EXERCISE MATERIAL:
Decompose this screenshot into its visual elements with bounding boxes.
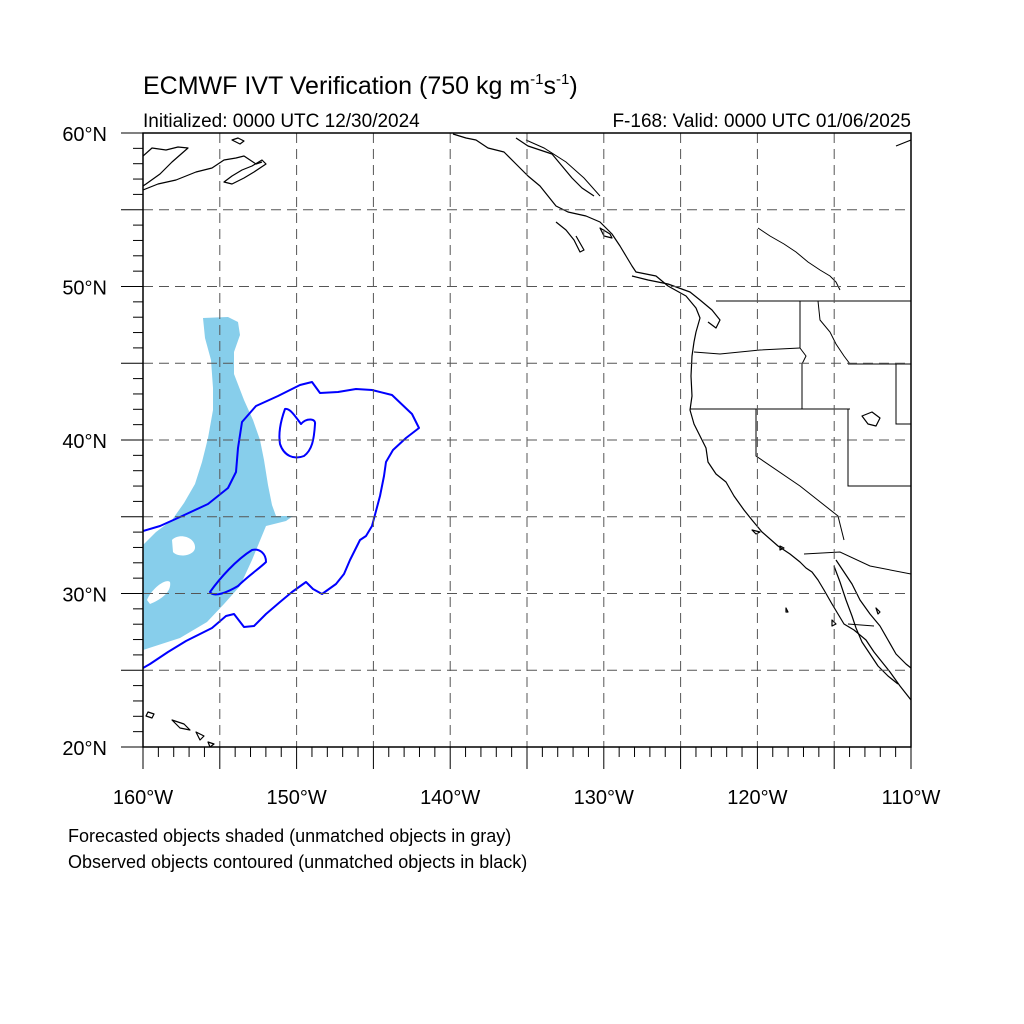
lat-label: 30°N	[62, 585, 107, 607]
graticule	[143, 133, 911, 747]
figure-title: ECMWF IVT Verification (750 kg m-1s-1)	[143, 72, 578, 101]
lat-label: 20°N	[62, 738, 107, 760]
lat-label: 50°N	[62, 278, 107, 300]
title-close-paren: )	[569, 72, 578, 100]
lon-label: 140°W	[420, 787, 480, 809]
latitude-labels: 60°N 50°N 40°N 30°N 20°N	[62, 124, 107, 760]
title-main: ECMWF IVT Verification (750 kg m	[143, 72, 531, 100]
legend-forecast-note: Forecasted objects shaded (unmatched obj…	[68, 826, 512, 846]
observed-object-outer	[143, 381, 420, 669]
lon-label: 160°W	[113, 787, 173, 809]
longitude-labels: 160°W 150°W 140°W 130°W 120°W 110°W	[113, 787, 941, 809]
forecast-object-shaded	[143, 317, 293, 650]
observed-object-inner-south	[209, 548, 267, 596]
title-exponent-2: -1	[556, 71, 570, 88]
legend-observed-note: Observed objects contoured (unmatched ob…	[68, 852, 528, 872]
title-exponent-1: -1	[530, 71, 544, 88]
initialized-time: Initialized: 0000 UTC 12/30/2024	[143, 111, 420, 132]
axis-ticks	[121, 132, 912, 769]
coastlines	[143, 133, 911, 747]
lon-label: 110°W	[882, 787, 941, 809]
lon-label: 150°W	[266, 787, 326, 809]
lon-label: 120°W	[727, 787, 787, 809]
observed-objects-contours	[143, 381, 420, 669]
title-unit-s: s	[543, 72, 557, 100]
observed-object-inner-north	[278, 407, 317, 459]
lat-label: 60°N	[62, 124, 107, 146]
lat-label: 40°N	[62, 431, 107, 453]
lon-label: 130°W	[574, 787, 634, 809]
valid-time: F-168: Valid: 0000 UTC 01/06/2025	[612, 111, 911, 132]
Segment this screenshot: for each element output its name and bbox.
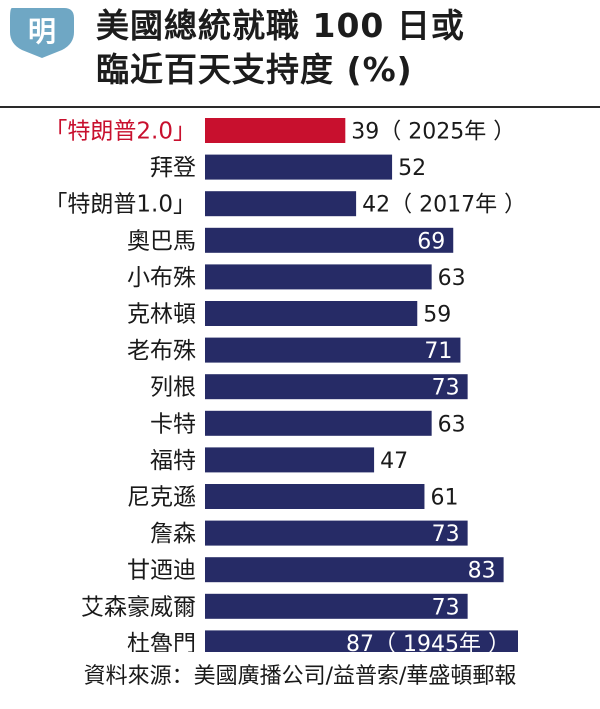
- value-label: 73: [432, 595, 460, 620]
- bar: [205, 484, 425, 509]
- category-label: 列根: [150, 375, 196, 401]
- logo-text: 明: [28, 15, 56, 48]
- bar: [205, 264, 432, 290]
- category-label: 克林頓: [127, 302, 196, 328]
- bar: [205, 520, 468, 546]
- chart-title: 美國總統就職 100 日或 臨近百天支持度 (%): [96, 4, 465, 92]
- value-label: 73: [432, 376, 460, 401]
- category-label: 「特朗普2.0」: [44, 119, 196, 145]
- bar: [205, 374, 468, 400]
- value-label: 69: [417, 229, 445, 254]
- category-label: 奧巴馬: [127, 228, 196, 254]
- bar: [205, 227, 454, 253]
- category-label: 福特: [150, 448, 196, 474]
- value-label: 47: [380, 449, 408, 474]
- chart-title-line2: 臨近百天支持度 (%): [96, 50, 413, 89]
- bar: [205, 118, 346, 143]
- value-label: 39（ 2025年 ）: [351, 120, 515, 145]
- bar: [205, 593, 468, 619]
- category-label: 小布殊: [127, 265, 196, 291]
- category-label: 杜魯門: [127, 631, 196, 652]
- newspaper-logo: 明: [4, 2, 78, 58]
- bar: [205, 301, 418, 326]
- chart-title-line1: 美國總統就職 100 日或: [96, 6, 465, 45]
- value-label: 42（ 2017年 ）: [362, 193, 526, 218]
- bar: [205, 447, 375, 473]
- value-label: 63: [438, 266, 466, 291]
- value-label: 83: [468, 559, 496, 584]
- source-note: 資料來源：美國廣播公司/益普索/華盛頓郵報: [83, 664, 517, 689]
- category-label: 艾森豪威爾: [81, 594, 196, 620]
- category-label: 尼克遜: [127, 485, 196, 511]
- bar: [205, 410, 432, 436]
- title-divider: [0, 106, 600, 108]
- value-label: 63: [438, 412, 466, 437]
- value-label: 59: [423, 303, 451, 328]
- value-label: 52: [398, 156, 426, 181]
- category-label: 拜登: [150, 155, 196, 181]
- bar-chart: 「特朗普2.0」 39（ 2025年 ） 拜登 52 「特朗普1.0」 42（ 2017年…: [44, 118, 526, 652]
- value-label: 87（ 1945年 ）: [346, 632, 510, 652]
- bar: [205, 154, 393, 180]
- value-label: 61: [430, 486, 458, 511]
- category-label: 「特朗普1.0」: [44, 192, 196, 218]
- category-label: 老布殊: [127, 338, 196, 364]
- bar: [205, 630, 518, 652]
- value-label: 71: [424, 339, 452, 364]
- bar: [205, 191, 357, 217]
- category-label: 甘迺迪: [127, 558, 196, 584]
- category-label: 卡特: [150, 411, 196, 437]
- value-label: 73: [432, 522, 460, 547]
- logo-badge-icon: [10, 8, 74, 58]
- bar: [205, 557, 504, 583]
- bar: [205, 337, 461, 363]
- category-label: 詹森: [150, 521, 196, 547]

PROBLEM DESCRIPTION:
Put every line of the records above into a Markdown table with a Row column for the row number and a Line column for the line, skipping blank lines. Leave the pictures out.

FULL SOLUTION:
| Row | Line |
|---|---|
| 1 | Decompose this screenshot into its visual elements with bounding boxes. |
| 2 | lat-label: 30°N	[62, 585, 107, 607] |
| 3 | graticule	[143, 133, 911, 747] |
| 4 | figure-title: ECMWF IVT Verification (750 kg m-1s-1)	[143, 72, 578, 101] |
| 5 | lat-label: 20°N	[62, 738, 107, 760] |
| 6 | lat-label: 50°N	[62, 278, 107, 300] |
| 7 | title-close-paren: )	[569, 72, 578, 100] |
| 8 | lon-label: 140°W	[420, 787, 480, 809] |
| 9 | latitude-labels: 60°N 50°N 40°N 30°N 20°N	[62, 124, 107, 760] |
| 10 | title-main: ECMWF IVT Verification (750 kg m	[143, 72, 531, 100] |
| 11 | legend-forecast-note: Forecasted objects shaded (unmatched obj…	[68, 826, 512, 846] |
| 12 | observed-object-outer	[143, 381, 420, 669] |
| 13 | lon-label: 160°W	[113, 787, 173, 809] |
| 14 | longitude-labels: 160°W 150°W 140°W 130°W 120°W 110°W	[113, 787, 941, 809] |
| 15 | forecast-object-shaded	[143, 317, 293, 650] |
| 16 | observed-object-inner-south	[209, 548, 267, 596] |
| 17 | title-exponent-2: -1	[556, 71, 570, 88] |
| 18 | legend-observed-note: Observed objects contoured (unmatched ob…	[68, 852, 528, 872] |
| 19 | title-exponent-1: -1	[530, 71, 544, 88] |
| 20 | initialized-time: Initialized: 0000 UTC 12/30/2024	[143, 111, 420, 132] |
| 21 | axis-ticks	[121, 132, 912, 769] |
| 22 | coastlines	[143, 133, 911, 747] |
| 23 | lon-label: 110°W	[882, 787, 941, 809] |
| 24 | lon-label: 150°W	[266, 787, 326, 809] |
| 25 | lon-label: 120°W	[727, 787, 787, 809] |
| 26 | observed-objects-contours	[143, 381, 420, 669] |
| 27 | title-unit-s: s	[543, 72, 557, 100] |
| 28 | observed-object-inner-north	[278, 407, 317, 459] |
| 29 | lat-label: 60°N	[62, 124, 107, 146] |
| 30 | lat-label: 40°N	[62, 431, 107, 453] |
| 31 | lon-label: 130°W	[574, 787, 634, 809] |
| 32 | valid-time: F-168: Valid: 0000 UTC 01/06/2025	[612, 111, 911, 132] |
| 33 | Segment this screenshot: for each element output its name and bbox. |
| 34 | - value-label: 73: [432, 595, 460, 620] |
| 35 | - bar: [205, 484, 425, 509] |
| 36 | - category-label: 列根: [150, 375, 196, 401] |
| 37 | - logo-text: 明: [28, 15, 56, 48] |
| 38 | - bar: [205, 264, 432, 290] |
| 39 | - category-label: 克林頓: [127, 302, 196, 328] |
| 40 | - bar: [205, 520, 468, 546] |
| 41 | - chart-title: 美國總統就職 100 日或 臨近百天支持度 (%): [96, 4, 465, 92] |
| 42 | - value-label: 73: [432, 376, 460, 401] |
| 43 | - category-label: 「特朗普2.0」: [44, 119, 196, 145] |
| 44 | - bar: [205, 374, 468, 400] |
| 45 | - value-label: 69: [417, 229, 445, 254] |
| 46 | - category-label: 奧巴馬: [127, 228, 196, 254] |
| 47 | - bar: [205, 227, 454, 253] |
| 48 | - category-label: 福特: [150, 448, 196, 474] |
| 49 | - value-label: 47: [380, 449, 408, 474] |
| 50 | - chart-title-line2: 臨近百天支持度 (%): [96, 50, 413, 89] |
| 51 | - bar: [205, 118, 346, 143] |
| 52 | - value-label: 39（ 2025年 ）: [351, 120, 515, 145] |
| 53 | - bar: [205, 593, 468, 619] |
| 54 | - category-label: 小布殊: [127, 265, 196, 291] |
| 55 | - category-label: 杜魯門: [127, 631, 196, 652] |
| 56 | - newspaper-logo: 明: [4, 2, 78, 58] |
| 57 | - bar: [205, 301, 418, 326] |
| 58 | - chart-title-line1: 美國總統就職 100 日或: [96, 6, 465, 45] |
| 59 | - value-label: 42（ 2017年 ）: [362, 193, 526, 218] |
| 60 | - bar: [205, 447, 375, 473] |
| 61 | - value-label: 63: [438, 266, 466, 291] |
| 62 | - value-label: 83: [468, 559, 496, 584] |
| 63 | - source-note: 資料來源：美國廣播公司/益普索/華盛頓郵報: [83, 664, 517, 689] |
| 64 | - category-label: 艾森豪威爾: [81, 594, 196, 620] |
| 65 | - category-label: 尼克遜: [127, 485, 196, 511] |
| 66 | - bar: [205, 410, 432, 436] |
| 67 | - title-divider: [0, 106, 600, 108] |
| 68 | - value-label: 63: [438, 412, 466, 437] |
| 69 | - value-label: 59: [423, 303, 451, 328] |
| 70 | - value-label: 52: [398, 156, 426, 181] |
| 71 | - category-label: 拜登: [150, 155, 196, 181] |
| 72 | - bar-chart: 「特朗普2.0」 39（ 2025年 ） 拜登 52 「特朗普1.0」 42（ 2017年…: [44, 118, 526, 652] |
| 73 | - value-label: 87（ 1945年 ）: [346, 632, 510, 652] |
| 74 | - bar: [205, 154, 393, 180] |
| 75 | - value-label: 61: [430, 486, 458, 511] |
| 76 | - category-label: 「特朗普1.0」: [44, 192, 196, 218] |
| 77 | - category-label: 老布殊: [127, 338, 196, 364] |
| 78 | - bar: [205, 630, 518, 652] |
| 79 | - value-label: 71: [424, 339, 452, 364] |
| 80 | - bar: [205, 191, 357, 217] |
| 81 | - category-label: 甘迺迪: [127, 558, 196, 584] |
| 82 | - category-label: 卡特: [150, 411, 196, 437] |
| 83 | - value-label: 73: [432, 522, 460, 547] |
| 84 | - logo-badge-icon: [10, 8, 74, 58] |
| 85 | - bar: [205, 557, 504, 583] |
| 86 | - bar: [205, 337, 461, 363] |
| 87 | - category-label: 詹森: [150, 521, 196, 547] |